▶ [Directive]: Gather each line from the entries below that contains the string "mins", and copy those lines.

-- START OF Data entries --

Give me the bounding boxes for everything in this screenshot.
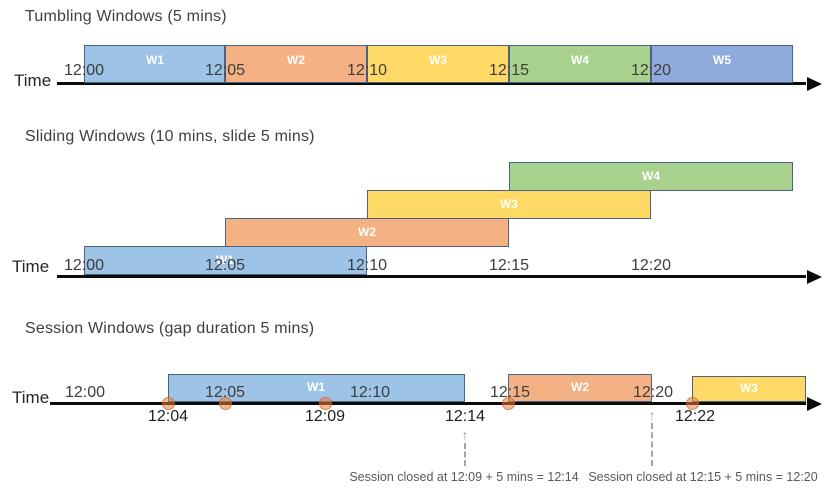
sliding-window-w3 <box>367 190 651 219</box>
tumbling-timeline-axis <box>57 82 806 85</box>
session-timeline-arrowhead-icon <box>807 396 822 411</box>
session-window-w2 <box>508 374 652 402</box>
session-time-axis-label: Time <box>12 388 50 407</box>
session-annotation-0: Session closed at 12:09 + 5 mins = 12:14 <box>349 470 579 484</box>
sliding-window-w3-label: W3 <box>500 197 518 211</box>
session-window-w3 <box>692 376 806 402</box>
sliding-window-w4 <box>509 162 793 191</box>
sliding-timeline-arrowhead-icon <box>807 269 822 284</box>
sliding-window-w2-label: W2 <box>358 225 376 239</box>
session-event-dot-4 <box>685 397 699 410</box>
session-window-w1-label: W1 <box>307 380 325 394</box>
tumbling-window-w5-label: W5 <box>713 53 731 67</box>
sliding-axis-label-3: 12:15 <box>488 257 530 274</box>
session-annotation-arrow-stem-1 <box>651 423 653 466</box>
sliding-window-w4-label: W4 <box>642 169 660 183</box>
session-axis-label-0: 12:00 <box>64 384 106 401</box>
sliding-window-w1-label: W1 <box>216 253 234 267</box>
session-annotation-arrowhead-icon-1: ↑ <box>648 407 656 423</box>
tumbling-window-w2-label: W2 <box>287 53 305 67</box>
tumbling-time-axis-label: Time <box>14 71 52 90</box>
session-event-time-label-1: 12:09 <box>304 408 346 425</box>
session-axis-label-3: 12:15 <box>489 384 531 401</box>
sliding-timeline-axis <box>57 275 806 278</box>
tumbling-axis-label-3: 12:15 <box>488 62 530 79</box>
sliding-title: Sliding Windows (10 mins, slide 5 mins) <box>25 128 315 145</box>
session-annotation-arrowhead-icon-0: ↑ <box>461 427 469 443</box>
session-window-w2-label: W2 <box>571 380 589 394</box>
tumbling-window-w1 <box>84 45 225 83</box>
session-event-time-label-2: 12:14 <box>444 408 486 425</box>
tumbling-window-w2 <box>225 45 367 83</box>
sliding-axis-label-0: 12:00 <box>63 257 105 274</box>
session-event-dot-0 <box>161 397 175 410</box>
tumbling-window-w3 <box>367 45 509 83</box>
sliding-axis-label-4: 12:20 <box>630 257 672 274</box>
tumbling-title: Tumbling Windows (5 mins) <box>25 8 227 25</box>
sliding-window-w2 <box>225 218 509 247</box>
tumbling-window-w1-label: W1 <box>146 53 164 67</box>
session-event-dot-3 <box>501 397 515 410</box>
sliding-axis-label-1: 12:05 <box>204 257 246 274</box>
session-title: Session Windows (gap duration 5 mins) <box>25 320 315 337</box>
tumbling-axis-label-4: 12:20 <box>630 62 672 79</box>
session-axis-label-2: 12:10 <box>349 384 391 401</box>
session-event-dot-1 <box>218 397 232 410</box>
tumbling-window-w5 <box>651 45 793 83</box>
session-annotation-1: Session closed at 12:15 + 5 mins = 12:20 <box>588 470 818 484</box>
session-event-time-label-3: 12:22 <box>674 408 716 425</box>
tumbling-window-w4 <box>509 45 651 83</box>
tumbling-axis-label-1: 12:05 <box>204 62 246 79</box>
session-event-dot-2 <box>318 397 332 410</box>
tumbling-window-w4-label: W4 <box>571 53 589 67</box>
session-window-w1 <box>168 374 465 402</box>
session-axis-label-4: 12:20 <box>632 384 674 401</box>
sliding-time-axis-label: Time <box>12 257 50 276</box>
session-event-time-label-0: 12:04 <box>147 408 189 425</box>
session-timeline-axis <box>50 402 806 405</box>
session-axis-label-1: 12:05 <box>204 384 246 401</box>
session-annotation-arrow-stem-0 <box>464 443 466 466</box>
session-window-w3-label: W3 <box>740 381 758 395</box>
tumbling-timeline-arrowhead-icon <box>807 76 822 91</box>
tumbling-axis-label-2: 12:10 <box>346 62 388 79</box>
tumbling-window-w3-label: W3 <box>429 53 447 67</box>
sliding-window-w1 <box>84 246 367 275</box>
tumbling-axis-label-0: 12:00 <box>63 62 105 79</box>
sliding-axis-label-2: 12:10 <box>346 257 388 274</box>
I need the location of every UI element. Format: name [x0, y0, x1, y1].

-- END OF Data entries --

▶ [Answer to the task]:
session-annotation-0: Session closed at 12:09 + 5 mins = 12:14 <box>349 470 579 484</box>
sliding-title: Sliding Windows (10 mins, slide 5 mins) <box>25 128 315 145</box>
tumbling-title: Tumbling Windows (5 mins) <box>25 8 227 25</box>
session-title: Session Windows (gap duration 5 mins) <box>25 320 315 337</box>
session-annotation-1: Session closed at 12:15 + 5 mins = 12:20 <box>588 470 818 484</box>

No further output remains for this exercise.